Aim of the task: Restate the whole listing exactly.

Given records:
....................

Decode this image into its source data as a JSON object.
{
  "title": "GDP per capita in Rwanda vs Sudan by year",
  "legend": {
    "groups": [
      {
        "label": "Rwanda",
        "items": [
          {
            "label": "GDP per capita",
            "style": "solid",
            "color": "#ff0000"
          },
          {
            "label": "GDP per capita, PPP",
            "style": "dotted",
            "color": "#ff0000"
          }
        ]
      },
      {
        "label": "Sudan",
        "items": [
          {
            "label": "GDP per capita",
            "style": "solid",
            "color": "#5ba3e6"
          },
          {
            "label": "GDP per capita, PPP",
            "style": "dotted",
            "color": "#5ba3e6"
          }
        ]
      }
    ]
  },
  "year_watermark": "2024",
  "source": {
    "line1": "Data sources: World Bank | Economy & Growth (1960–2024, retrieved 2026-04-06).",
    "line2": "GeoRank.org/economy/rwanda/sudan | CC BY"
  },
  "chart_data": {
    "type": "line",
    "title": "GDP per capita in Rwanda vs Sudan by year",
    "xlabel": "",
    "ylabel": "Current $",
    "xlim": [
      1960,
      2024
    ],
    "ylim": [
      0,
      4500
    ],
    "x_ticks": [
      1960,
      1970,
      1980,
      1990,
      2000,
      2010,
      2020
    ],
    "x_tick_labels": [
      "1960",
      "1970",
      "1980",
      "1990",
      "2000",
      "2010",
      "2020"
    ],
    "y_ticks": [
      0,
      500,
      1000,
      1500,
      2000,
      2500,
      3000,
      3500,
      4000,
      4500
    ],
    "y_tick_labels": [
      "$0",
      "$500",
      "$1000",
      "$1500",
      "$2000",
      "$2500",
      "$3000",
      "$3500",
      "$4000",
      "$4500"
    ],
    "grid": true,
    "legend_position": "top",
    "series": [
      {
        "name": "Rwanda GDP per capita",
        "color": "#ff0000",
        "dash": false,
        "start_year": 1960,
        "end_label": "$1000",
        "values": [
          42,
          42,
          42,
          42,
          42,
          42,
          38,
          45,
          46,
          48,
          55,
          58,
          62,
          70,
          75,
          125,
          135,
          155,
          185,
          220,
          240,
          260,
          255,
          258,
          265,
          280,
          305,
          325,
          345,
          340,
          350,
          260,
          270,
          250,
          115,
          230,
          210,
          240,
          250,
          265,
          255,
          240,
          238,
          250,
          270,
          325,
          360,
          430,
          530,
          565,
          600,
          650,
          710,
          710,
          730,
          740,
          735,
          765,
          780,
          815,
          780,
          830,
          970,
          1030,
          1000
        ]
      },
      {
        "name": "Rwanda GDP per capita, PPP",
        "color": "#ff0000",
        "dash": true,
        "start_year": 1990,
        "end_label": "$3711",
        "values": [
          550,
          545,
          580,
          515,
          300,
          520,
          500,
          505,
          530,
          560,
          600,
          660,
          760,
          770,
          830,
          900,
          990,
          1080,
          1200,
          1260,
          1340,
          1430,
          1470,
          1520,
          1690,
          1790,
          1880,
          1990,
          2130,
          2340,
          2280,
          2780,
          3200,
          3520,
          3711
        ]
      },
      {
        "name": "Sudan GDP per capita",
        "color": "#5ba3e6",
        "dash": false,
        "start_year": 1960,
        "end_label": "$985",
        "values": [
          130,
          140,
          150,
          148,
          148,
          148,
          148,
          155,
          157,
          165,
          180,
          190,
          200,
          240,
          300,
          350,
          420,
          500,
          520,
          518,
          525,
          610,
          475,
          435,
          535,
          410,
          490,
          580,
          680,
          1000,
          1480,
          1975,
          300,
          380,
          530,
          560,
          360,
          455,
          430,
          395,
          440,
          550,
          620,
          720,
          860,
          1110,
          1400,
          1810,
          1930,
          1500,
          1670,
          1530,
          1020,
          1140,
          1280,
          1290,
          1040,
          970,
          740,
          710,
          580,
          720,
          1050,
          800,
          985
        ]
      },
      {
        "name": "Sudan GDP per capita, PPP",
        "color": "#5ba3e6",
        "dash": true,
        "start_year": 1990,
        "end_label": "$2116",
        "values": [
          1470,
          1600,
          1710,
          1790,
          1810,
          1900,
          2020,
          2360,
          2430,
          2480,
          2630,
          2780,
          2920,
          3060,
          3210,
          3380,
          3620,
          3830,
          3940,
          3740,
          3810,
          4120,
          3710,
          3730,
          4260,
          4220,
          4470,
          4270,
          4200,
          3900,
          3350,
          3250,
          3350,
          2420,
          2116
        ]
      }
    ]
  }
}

....................

Output of the exercise:
Decode this image into its source data as a JSON object.
{
  "title": "GDP per capita in Rwanda vs Sudan by year",
  "legend": {
    "groups": [
      {
        "label": "Rwanda",
        "items": [
          {
            "label": "GDP per capita",
            "style": "solid",
            "color": "#ff0000"
          },
          {
            "label": "GDP per capita, PPP",
            "style": "dotted",
            "color": "#ff0000"
          }
        ]
      },
      {
        "label": "Sudan",
        "items": [
          {
            "label": "GDP per capita",
            "style": "solid",
            "color": "#5ba3e6"
          },
          {
            "label": "GDP per capita, PPP",
            "style": "dotted",
            "color": "#5ba3e6"
          }
        ]
      }
    ]
  },
  "year_watermark": "2024",
  "source": {
    "line1": "Data sources: World Bank | Economy & Growth (1960–2024, retrieved 2026-04-06).",
    "line2": "GeoRank.org/economy/rwanda/sudan | CC BY"
  },
  "chart_data": {
    "type": "line",
    "title": "GDP per capita in Rwanda vs Sudan by year",
    "xlabel": "",
    "ylabel": "Current $",
    "xlim": [
      1960,
      2024
    ],
    "ylim": [
      0,
      4500
    ],
    "x_ticks": [
      1960,
      1970,
      1980,
      1990,
      2000,
      2010,
      2020
    ],
    "x_tick_labels": [
      "1960",
      "1970",
      "1980",
      "1990",
      "2000",
      "2010",
      "2020"
    ],
    "y_ticks": [
      0,
      500,
      1000,
      1500,
      2000,
      2500,
      3000,
      3500,
      4000,
      4500
    ],
    "y_tick_labels": [
      "$0",
      "$500",
      "$1000",
      "$1500",
      "$2000",
      "$2500",
      "$3000",
      "$3500",
      "$4000",
      "$4500"
    ],
    "grid": true,
    "legend_position": "top",
    "series": [
      {
        "name": "Rwanda GDP per capita",
        "color": "#ff0000",
        "dash": false,
        "start_year": 1960,
        "end_label": "$1000",
        "values": [
          42,
          42,
          42,
          42,
          42,
          42,
          38,
          45,
          46,
          48,
          55,
          58,
          62,
          70,
          75,
          125,
          135,
          155,
          185,
          220,
          240,
          260,
          255,
          258,
          265,
          280,
          305,
          325,
          345,
          340,
          350,
          260,
          270,
          250,
          115,
          230,
          210,
          240,
          250,
          265,
          255,
          240,
          238,
          250,
          270,
          325,
          360,
          430,
          530,
          565,
          600,
          650,
          710,
          710,
          730,
          740,
          735,
          765,
          780,
          815,
          780,
          830,
          970,
          1030,
          1000
        ]
      },
      {
        "name": "Rwanda GDP per capita, PPP",
        "color": "#ff0000",
        "dash": true,
        "start_year": 1990,
        "end_label": "$3711",
        "values": [
          550,
          545,
          580,
          515,
          300,
          520,
          500,
          505,
          530,
          560,
          600,
          660,
          760,
          770,
          830,
          900,
          990,
          1080,
          1200,
          1260,
          1340,
          1430,
          1470,
          1520,
          1690,
          1790,
          1880,
          1990,
          2130,
          2340,
          2280,
          2780,
          3200,
          3520,
          3711
        ]
      },
      {
        "name": "Sudan GDP per capita",
        "color": "#5ba3e6",
        "dash": false,
        "start_year": 1960,
        "end_label": "$985",
        "values": [
          130,
          140,
          150,
          148,
          148,
          148,
          148,
          155,
          157,
          165,
          180,
          190,
          200,
          240,
          300,
          350,
          420,
          500,
          520,
          518,
          525,
          610,
          475,
          435,
          535,
          410,
          490,
          580,
          680,
          1000,
          1480,
          1975,
          300,
          380,
          530,
          560,
          360,
          455,
          430,
          395,
          440,
          550,
          620,
          720,
          860,
          1110,
          1400,
          1810,
          1930,
          1500,
          1670,
          1530,
          1020,
          1140,
          1280,
          1290,
          1040,
          970,
          740,
          710,
          580,
          720,
          1050,
          800,
          985
        ]
      },
      {
        "name": "Sudan GDP per capita, PPP",
        "color": "#5ba3e6",
        "dash": true,
        "start_year": 1990,
        "end_label": "$2116",
        "values": [
          1470,
          1600,
          1710,
          1790,
          1810,
          1900,
          2020,
          2360,
          2430,
          2480,
          2630,
          2780,
          2920,
          3060,
          3210,
          3380,
          3620,
          3830,
          3940,
          3740,
          3810,
          4120,
          3710,
          3730,
          4260,
          4220,
          4470,
          4270,
          4200,
          3900,
          3350,
          3250,
          3350,
          2420,
          2116
        ]
      }
    ]
  }
}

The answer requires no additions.